* _Task directions_
Can you rewrite the listing below with every "blank-rule" swapped for "divider-rule" and everything else left as it is?

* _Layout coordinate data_
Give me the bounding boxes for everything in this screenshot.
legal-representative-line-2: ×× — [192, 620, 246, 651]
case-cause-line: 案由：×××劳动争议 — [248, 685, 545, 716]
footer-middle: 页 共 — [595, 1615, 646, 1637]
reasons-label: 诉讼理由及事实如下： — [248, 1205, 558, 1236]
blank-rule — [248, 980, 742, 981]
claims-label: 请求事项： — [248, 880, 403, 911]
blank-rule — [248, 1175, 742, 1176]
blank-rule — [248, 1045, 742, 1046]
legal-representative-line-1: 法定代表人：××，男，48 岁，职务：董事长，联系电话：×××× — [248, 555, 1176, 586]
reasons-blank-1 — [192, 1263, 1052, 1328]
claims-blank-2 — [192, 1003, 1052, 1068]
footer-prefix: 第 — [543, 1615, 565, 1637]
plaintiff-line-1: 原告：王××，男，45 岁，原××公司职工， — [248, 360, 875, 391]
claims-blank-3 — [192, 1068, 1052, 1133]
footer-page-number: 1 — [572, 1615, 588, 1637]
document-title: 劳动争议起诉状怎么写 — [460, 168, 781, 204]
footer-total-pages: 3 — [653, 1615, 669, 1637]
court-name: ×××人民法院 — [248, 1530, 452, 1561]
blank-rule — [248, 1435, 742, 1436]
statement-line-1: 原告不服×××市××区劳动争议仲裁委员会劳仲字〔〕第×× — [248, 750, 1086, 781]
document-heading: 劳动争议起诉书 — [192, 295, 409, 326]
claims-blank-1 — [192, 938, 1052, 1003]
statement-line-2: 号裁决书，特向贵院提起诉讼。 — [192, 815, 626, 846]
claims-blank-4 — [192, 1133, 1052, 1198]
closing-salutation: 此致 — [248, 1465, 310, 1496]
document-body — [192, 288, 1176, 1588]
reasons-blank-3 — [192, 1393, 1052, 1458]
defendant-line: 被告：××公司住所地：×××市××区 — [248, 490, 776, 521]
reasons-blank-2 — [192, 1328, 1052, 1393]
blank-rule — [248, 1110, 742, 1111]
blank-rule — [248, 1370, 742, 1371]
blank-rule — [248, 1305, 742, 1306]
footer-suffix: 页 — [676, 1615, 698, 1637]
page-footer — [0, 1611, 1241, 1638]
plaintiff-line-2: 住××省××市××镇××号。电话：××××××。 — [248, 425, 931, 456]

* _Output of the exercise_
Give me the bounding boxes for everything in this screenshot.
legal-representative-line-2: ×× — [192, 620, 246, 651]
case-cause-line: 案由：×××劳动争议 — [248, 685, 545, 716]
footer-middle: 页 共 — [595, 1615, 646, 1637]
reasons-label: 诉讼理由及事实如下： — [248, 1205, 558, 1236]
divider-rule — [248, 980, 742, 981]
claims-label: 请求事项： — [248, 880, 403, 911]
divider-rule — [248, 1175, 742, 1176]
divider-rule — [248, 1045, 742, 1046]
legal-representative-line-1: 法定代表人：××，男，48 岁，职务：董事长，联系电话：×××× — [248, 555, 1176, 586]
reasons-blank-1 — [192, 1263, 1052, 1328]
claims-blank-2 — [192, 1003, 1052, 1068]
footer-prefix: 第 — [543, 1615, 565, 1637]
plaintiff-line-1: 原告：王××，男，45 岁，原××公司职工， — [248, 360, 875, 391]
claims-blank-3 — [192, 1068, 1052, 1133]
footer-page-number: 1 — [572, 1615, 588, 1637]
document-title: 劳动争议起诉状怎么写 — [460, 168, 781, 204]
footer-total-pages: 3 — [653, 1615, 669, 1637]
court-name: ×××人民法院 — [248, 1530, 452, 1561]
divider-rule — [248, 1435, 742, 1436]
statement-line-1: 原告不服×××市××区劳动争议仲裁委员会劳仲字〔〕第×× — [248, 750, 1086, 781]
document-heading: 劳动争议起诉书 — [192, 295, 409, 326]
claims-blank-1 — [192, 938, 1052, 1003]
statement-line-2: 号裁决书，特向贵院提起诉讼。 — [192, 815, 626, 846]
claims-blank-4 — [192, 1133, 1052, 1198]
closing-salutation: 此致 — [248, 1465, 310, 1496]
document-body — [192, 288, 1176, 1588]
reasons-blank-3 — [192, 1393, 1052, 1458]
defendant-line: 被告：××公司住所地：×××市××区 — [248, 490, 776, 521]
reasons-blank-2 — [192, 1328, 1052, 1393]
divider-rule — [248, 1110, 742, 1111]
divider-rule — [248, 1370, 742, 1371]
divider-rule — [248, 1305, 742, 1306]
footer-suffix: 页 — [676, 1615, 698, 1637]
page-footer — [0, 1611, 1241, 1638]
plaintiff-line-2: 住××省××市××镇××号。电话：××××××。 — [248, 425, 931, 456]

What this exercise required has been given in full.